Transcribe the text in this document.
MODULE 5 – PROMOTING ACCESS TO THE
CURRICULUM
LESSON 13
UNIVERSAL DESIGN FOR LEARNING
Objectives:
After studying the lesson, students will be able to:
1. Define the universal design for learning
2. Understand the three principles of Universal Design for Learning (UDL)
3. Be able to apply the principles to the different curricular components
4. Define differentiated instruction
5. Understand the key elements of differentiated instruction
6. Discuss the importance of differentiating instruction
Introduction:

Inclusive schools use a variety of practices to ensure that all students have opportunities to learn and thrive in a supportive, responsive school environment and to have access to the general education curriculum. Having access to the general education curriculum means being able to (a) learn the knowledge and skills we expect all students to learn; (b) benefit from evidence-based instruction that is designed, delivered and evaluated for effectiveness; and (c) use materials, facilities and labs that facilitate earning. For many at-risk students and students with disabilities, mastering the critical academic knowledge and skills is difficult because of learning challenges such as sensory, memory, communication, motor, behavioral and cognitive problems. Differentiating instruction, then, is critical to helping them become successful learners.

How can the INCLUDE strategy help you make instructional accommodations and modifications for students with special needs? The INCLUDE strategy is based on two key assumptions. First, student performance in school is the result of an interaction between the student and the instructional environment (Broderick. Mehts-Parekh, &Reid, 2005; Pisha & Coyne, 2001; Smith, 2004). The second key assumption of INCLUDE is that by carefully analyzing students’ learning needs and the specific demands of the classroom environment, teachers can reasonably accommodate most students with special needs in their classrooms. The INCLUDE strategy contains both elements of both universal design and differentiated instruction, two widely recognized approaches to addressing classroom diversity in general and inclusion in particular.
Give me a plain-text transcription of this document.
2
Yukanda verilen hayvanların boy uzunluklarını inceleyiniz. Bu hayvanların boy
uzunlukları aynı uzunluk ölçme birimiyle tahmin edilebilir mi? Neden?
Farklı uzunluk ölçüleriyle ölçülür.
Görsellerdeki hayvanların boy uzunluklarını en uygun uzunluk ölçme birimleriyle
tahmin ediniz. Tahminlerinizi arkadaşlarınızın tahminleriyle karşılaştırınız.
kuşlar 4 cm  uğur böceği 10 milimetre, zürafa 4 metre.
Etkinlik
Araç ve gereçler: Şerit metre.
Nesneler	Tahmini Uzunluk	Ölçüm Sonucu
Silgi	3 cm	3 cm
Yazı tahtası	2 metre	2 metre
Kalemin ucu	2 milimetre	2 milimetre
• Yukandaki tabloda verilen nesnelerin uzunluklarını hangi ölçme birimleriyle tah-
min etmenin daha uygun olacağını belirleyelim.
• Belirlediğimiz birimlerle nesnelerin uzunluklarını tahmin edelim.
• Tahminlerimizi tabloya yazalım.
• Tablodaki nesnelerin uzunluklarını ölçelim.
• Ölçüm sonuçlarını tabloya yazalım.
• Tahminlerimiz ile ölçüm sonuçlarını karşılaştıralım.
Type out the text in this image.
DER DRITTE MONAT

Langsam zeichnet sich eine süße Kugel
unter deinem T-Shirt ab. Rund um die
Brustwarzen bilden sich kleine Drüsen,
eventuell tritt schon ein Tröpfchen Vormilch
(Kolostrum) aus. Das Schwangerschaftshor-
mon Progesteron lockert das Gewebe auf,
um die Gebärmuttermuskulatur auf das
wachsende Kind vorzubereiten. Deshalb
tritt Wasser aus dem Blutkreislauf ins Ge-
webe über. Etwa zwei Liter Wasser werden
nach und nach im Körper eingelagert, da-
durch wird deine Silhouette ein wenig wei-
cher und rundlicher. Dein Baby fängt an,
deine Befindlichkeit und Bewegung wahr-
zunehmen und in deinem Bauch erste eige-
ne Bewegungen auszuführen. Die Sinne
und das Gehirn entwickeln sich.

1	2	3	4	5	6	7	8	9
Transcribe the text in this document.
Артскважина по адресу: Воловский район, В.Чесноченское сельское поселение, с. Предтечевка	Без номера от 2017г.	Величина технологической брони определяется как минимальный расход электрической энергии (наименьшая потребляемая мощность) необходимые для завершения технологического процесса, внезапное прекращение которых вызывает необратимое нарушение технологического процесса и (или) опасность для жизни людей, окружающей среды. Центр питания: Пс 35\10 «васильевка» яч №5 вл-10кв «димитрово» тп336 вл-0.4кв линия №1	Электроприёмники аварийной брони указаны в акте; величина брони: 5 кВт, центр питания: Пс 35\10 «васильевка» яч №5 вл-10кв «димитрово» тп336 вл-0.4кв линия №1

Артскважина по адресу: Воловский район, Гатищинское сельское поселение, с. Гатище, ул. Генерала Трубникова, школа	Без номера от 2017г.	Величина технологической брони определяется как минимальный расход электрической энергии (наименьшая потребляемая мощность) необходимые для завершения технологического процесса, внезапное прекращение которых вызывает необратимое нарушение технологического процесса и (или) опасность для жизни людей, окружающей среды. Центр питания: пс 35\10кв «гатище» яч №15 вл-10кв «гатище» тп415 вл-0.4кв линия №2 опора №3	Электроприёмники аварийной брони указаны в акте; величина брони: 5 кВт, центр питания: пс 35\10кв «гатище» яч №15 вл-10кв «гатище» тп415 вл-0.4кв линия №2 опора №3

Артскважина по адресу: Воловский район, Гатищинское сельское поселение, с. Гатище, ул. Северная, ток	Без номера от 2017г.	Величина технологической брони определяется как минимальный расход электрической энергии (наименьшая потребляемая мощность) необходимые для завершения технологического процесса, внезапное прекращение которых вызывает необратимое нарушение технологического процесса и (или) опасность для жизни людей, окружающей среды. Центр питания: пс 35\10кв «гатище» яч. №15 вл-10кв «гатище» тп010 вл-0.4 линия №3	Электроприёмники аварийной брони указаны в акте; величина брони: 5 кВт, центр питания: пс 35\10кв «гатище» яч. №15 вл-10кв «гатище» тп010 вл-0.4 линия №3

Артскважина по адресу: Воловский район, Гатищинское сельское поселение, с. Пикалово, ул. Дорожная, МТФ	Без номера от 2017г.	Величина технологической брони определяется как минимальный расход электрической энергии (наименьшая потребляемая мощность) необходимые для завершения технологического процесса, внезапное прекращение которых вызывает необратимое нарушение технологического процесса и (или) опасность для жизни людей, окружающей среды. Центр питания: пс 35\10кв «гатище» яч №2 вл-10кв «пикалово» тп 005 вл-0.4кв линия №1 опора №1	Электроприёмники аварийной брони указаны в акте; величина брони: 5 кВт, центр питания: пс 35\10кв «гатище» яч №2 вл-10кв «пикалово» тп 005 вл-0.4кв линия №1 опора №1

*-*-*

→ **Instructions to follow**: Print out the whole listing exactly as it appears.

→ **Result for this exercise**:
Transcribe the text in this document.
MODULE 5 – PROMOTING ACCESS TO THE
CURRICULUM
LESSON 13
UNIVERSAL DESIGN FOR LEARNING
Objectives:
After studying the lesson, students will be able to:
1. Define the universal design for learning
2. Understand the three principles of Universal Design for Learning (UDL)
3. Be able to apply the principles to the different curricular components
4. Define differentiated instruction
5. Understand the key elements of differentiated instruction
6. Discuss the importance of differentiating instruction
Introduction:

Inclusive schools use a variety of practices to ensure that all students have opportunities to learn and thrive in a supportive, responsive school environment and to have access to the general education curriculum. Having access to the general education curriculum means being able to (a) learn the knowledge and skills we expect all students to learn; (b) benefit from evidence-based instruction that is designed, delivered and evaluated for effectiveness; and (c) use materials, facilities and labs that facilitate earning. For many at-risk students and students with disabilities, mastering the critical academic knowledge and skills is difficult because of learning challenges such as sensory, memory, communication, motor, behavioral and cognitive problems. Differentiating instruction, then, is critical to helping them become successful learners.

How can the INCLUDE strategy help you make instructional accommodations and modifications for students with special needs? The INCLUDE strategy is based on two key assumptions. First, student performance in school is the result of an interaction between the student and the instructional environment (Broderick. Mehts-Parekh, &Reid, 2005; Pisha & Coyne, 2001; Smith, 2004). The second key assumption of INCLUDE is that by carefully analyzing students’ learning needs and the specific demands of the classroom environment, teachers can reasonably accommodate most students with special needs in their classrooms. The INCLUDE strategy contains both elements of both universal design and differentiated instruction, two widely recognized approaches to addressing classroom diversity in general and inclusion in particular.
Give me a plain-text transcription of this document.
2
Yukanda verilen hayvanların boy uzunluklarını inceleyiniz. Bu hayvanların boy
uzunlukları aynı uzunluk ölçme birimiyle tahmin edilebilir mi? Neden?
Farklı uzunluk ölçüleriyle ölçülür.
Görsellerdeki hayvanların boy uzunluklarını en uygun uzunluk ölçme birimleriyle
tahmin ediniz. Tahminlerinizi arkadaşlarınızın tahminleriyle karşılaştırınız.
kuşlar 4 cm  uğur böceği 10 milimetre, zürafa 4 metre.
Etkinlik
Araç ve gereçler: Şerit metre.
Nesneler	Tahmini Uzunluk	Ölçüm Sonucu
Silgi	3 cm	3 cm
Yazı tahtası	2 metre	2 metre
Kalemin ucu	2 milimetre	2 milimetre
• Yukandaki tabloda verilen nesnelerin uzunluklarını hangi ölçme birimleriyle tah-
min etmenin daha uygun olacağını belirleyelim.
• Belirlediğimiz birimlerle nesnelerin uzunluklarını tahmin edelim.
• Tahminlerimizi tabloya yazalım.
• Tablodaki nesnelerin uzunluklarını ölçelim.
• Ölçüm sonuçlarını tabloya yazalım.
• Tahminlerimiz ile ölçüm sonuçlarını karşılaştıralım.
Type out the text in this image.
DER DRITTE MONAT

Langsam zeichnet sich eine süße Kugel
unter deinem T-Shirt ab. Rund um die
Brustwarzen bilden sich kleine Drüsen,
eventuell tritt schon ein Tröpfchen Vormilch
(Kolostrum) aus. Das Schwangerschaftshor-
mon Progesteron lockert das Gewebe auf,
um die Gebärmuttermuskulatur auf das
wachsende Kind vorzubereiten. Deshalb
tritt Wasser aus dem Blutkreislauf ins Ge-
webe über. Etwa zwei Liter Wasser werden
nach und nach im Körper eingelagert, da-
durch wird deine Silhouette ein wenig wei-
cher und rundlicher. Dein Baby fängt an,
deine Befindlichkeit und Bewegung wahr-
zunehmen und in deinem Bauch erste eige-
ne Bewegungen auszuführen. Die Sinne
und das Gehirn entwickeln sich.

1	2	3	4	5	6	7	8	9
Transcribe the text in this document.
Артскважина по адресу: Воловский район, В.Чесноченское сельское поселение, с. Предтечевка	Без номера от 2017г.	Величина технологической брони определяется как минимальный расход электрической энергии (наименьшая потребляемая мощность) необходимые для завершения технологического процесса, внезапное прекращение которых вызывает необратимое нарушение технологического процесса и (или) опасность для жизни людей, окружающей среды. Центр питания: Пс 35\10 «васильевка» яч №5 вл-10кв «димитрово» тп336 вл-0.4кв линия №1	Электроприёмники аварийной брони указаны в акте; величина брони: 5 кВт, центр питания: Пс 35\10 «васильевка» яч №5 вл-10кв «димитрово» тп336 вл-0.4кв линия №1

Артскважина по адресу: Воловский район, Гатищинское сельское поселение, с. Гатище, ул. Генерала Трубникова, школа	Без номера от 2017г.	Величина технологической брони определяется как минимальный расход электрической энергии (наименьшая потребляемая мощность) необходимые для завершения технологического процесса, внезапное прекращение которых вызывает необратимое нарушение технологического процесса и (или) опасность для жизни людей, окружающей среды. Центр питания: пс 35\10кв «гатище» яч №15 вл-10кв «гатище» тп415 вл-0.4кв линия №2 опора №3	Электроприёмники аварийной брони указаны в акте; величина брони: 5 кВт, центр питания: пс 35\10кв «гатище» яч №15 вл-10кв «гатище» тп415 вл-0.4кв линия №2 опора №3

Артскважина по адресу: Воловский район, Гатищинское сельское поселение, с. Гатище, ул. Северная, ток	Без номера от 2017г.	Величина технологической брони определяется как минимальный расход электрической энергии (наименьшая потребляемая мощность) необходимые для завершения технологического процесса, внезапное прекращение которых вызывает необратимое нарушение технологического процесса и (или) опасность для жизни людей, окружающей среды. Центр питания: пс 35\10кв «гатище» яч. №15 вл-10кв «гатище» тп010 вл-0.4 линия №3	Электроприёмники аварийной брони указаны в акте; величина брони: 5 кВт, центр питания: пс 35\10кв «гатище» яч. №15 вл-10кв «гатище» тп010 вл-0.4 линия №3

Артскважина по адресу: Воловский район, Гатищинское сельское поселение, с. Пикалово, ул. Дорожная, МТФ	Без номера от 2017г.	Величина технологической брони определяется как минимальный расход электрической энергии (наименьшая потребляемая мощность) необходимые для завершения технологического процесса, внезапное прекращение которых вызывает необратимое нарушение технологического процесса и (или) опасность для жизни людей, окружающей среды. Центр питания: пс 35\10кв «гатище» яч №2 вл-10кв «пикалово» тп 005 вл-0.4кв линия №1 опора №1	Электроприёмники аварийной брони указаны в акте; величина брони: 5 кВт, центр питания: пс 35\10кв «гатище» яч №2 вл-10кв «пикалово» тп 005 вл-0.4кв линия №1 опора №1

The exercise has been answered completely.